Dataset items
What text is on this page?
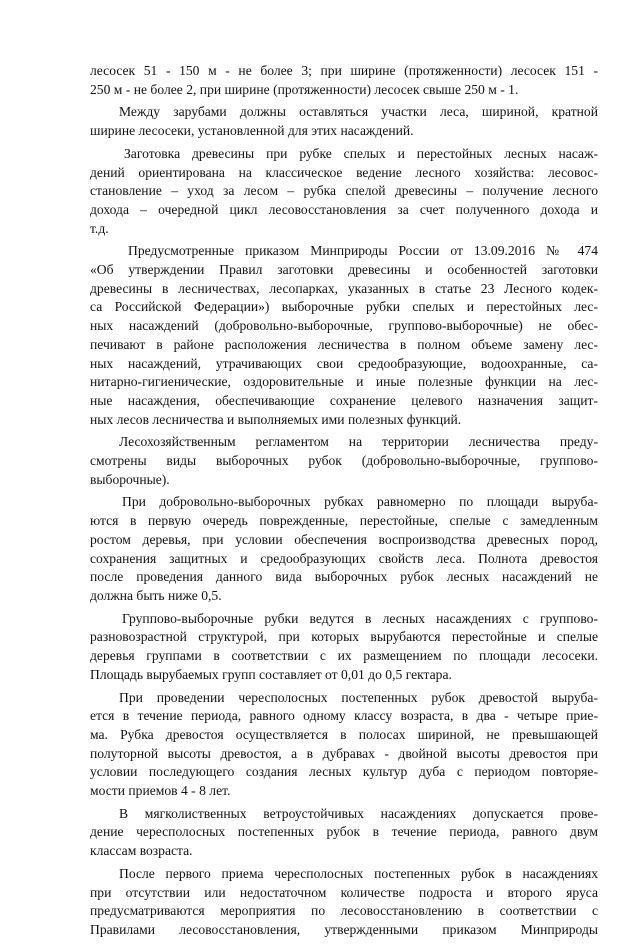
лесосек 51 - 150 м - не более 3; при ширине (протяженности) лесосек 151 -
250 м - не более 2, при ширине (протяженности) лесосек свыше 250 м - 1.
Между зарубами должны оставляться участки леса, шириной, кратной
ширине лесосеки, установленной для этих насаждений.
Заготовка древесины при рубке спелых и перестойных лесных насаж-
дений ориентирована на классическое ведение лесного хозяйства: лесовос-
становление – уход за лесом – рубка спелой древесины – получение лесного
дохода – очередной цикл лесовосстановления за счет полученного дохода и
т.д.
Предусмотренные приказом Минприроды России от 13.09.2016 № 474
«Об утверждении Правил заготовки древесины и особенностей заготовки
древесины в лесничествах, лесопарках, указанных в статье 23 Лесного кодек-
са Российской Федерации») выборочные рубки спелых и перестойных лес-
ных насаждений (добровольно-выборочные, группово-выборочные) не обес-
печивают в районе расположения лесничества в полном объеме замену лес-
ных насаждений, утрачивающих свои средообразующие, водоохранные, са-
нитарно-гигиенические, оздоровительные и иные полезные функции на лес-
ные насаждения, обеспечивающие сохранение целевого назначения защит-
ных лесов лесничества и выполняемых ими полезных функций.
Лесохозяйственным регламентом на территории лесничества преду-
смотрены виды выборочных рубок (добровольно-выборочные, группово-
выборочные).
При добровольно-выборочных рубках равномерно по площади выруба-
ются в первую очередь поврежденные, перестойные, спелые с замедленным
ростом деревья, при условии обеспечения воспроизводства древесных пород,
сохранения защитных и средообразующих свойств леса. Полнота древостоя
после проведения данного вида выборочных рубок лесных насаждений не
должна быть ниже 0,5.
Группово-выборочные рубки ведутся в лесных насаждениях с группово-
разновозрастной структурой, при которых вырубаются перестойные и спелые
деревья группами в соответствии с их размещением по площади лесосеки.
Площадь вырубаемых групп составляет от 0,01 до 0,5 гектара.
При проведении чересполосных постепенных рубок древостой выруба-
ется в течение периода, равного одному классу возраста, в два - четыре прие-
ма. Рубка древостоя осуществляется в полосах шириной, не превышающей
полуторной высоты древостоя, а в дубравах - двойной высоты древостоя при
условии последующего создания лесных культур дуба с периодом повторяе-
мости приемов 4 - 8 лет.
В мягколиственных ветроустойчивых насаждениях допускается прове-
дение чересполосных постепенных рубок в течение периода, равного двум
классам возраста.
После первого приема чересполосных постепенных рубок в насаждениях
при отсутствии или недостаточном количестве подроста и второго яруса
предусматриваются мероприятия по лесовосстановлению в соответствии с
Правилами лесовосстановления, утвержденными приказом Минприроды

WORK TO COMPLETE: Read through the entries and copy each line in which "насаждений" appears.

RESPONSE TO THE TASK:
ширине лесосеки, установленной для этих насаждений.
ных насаждений (добровольно-выборочные, группово-выборочные) не обес-
ных насаждений, утрачивающих свои средообразующие, водоохранные, са-
после проведения данного вида выборочных рубок лесных насаждений не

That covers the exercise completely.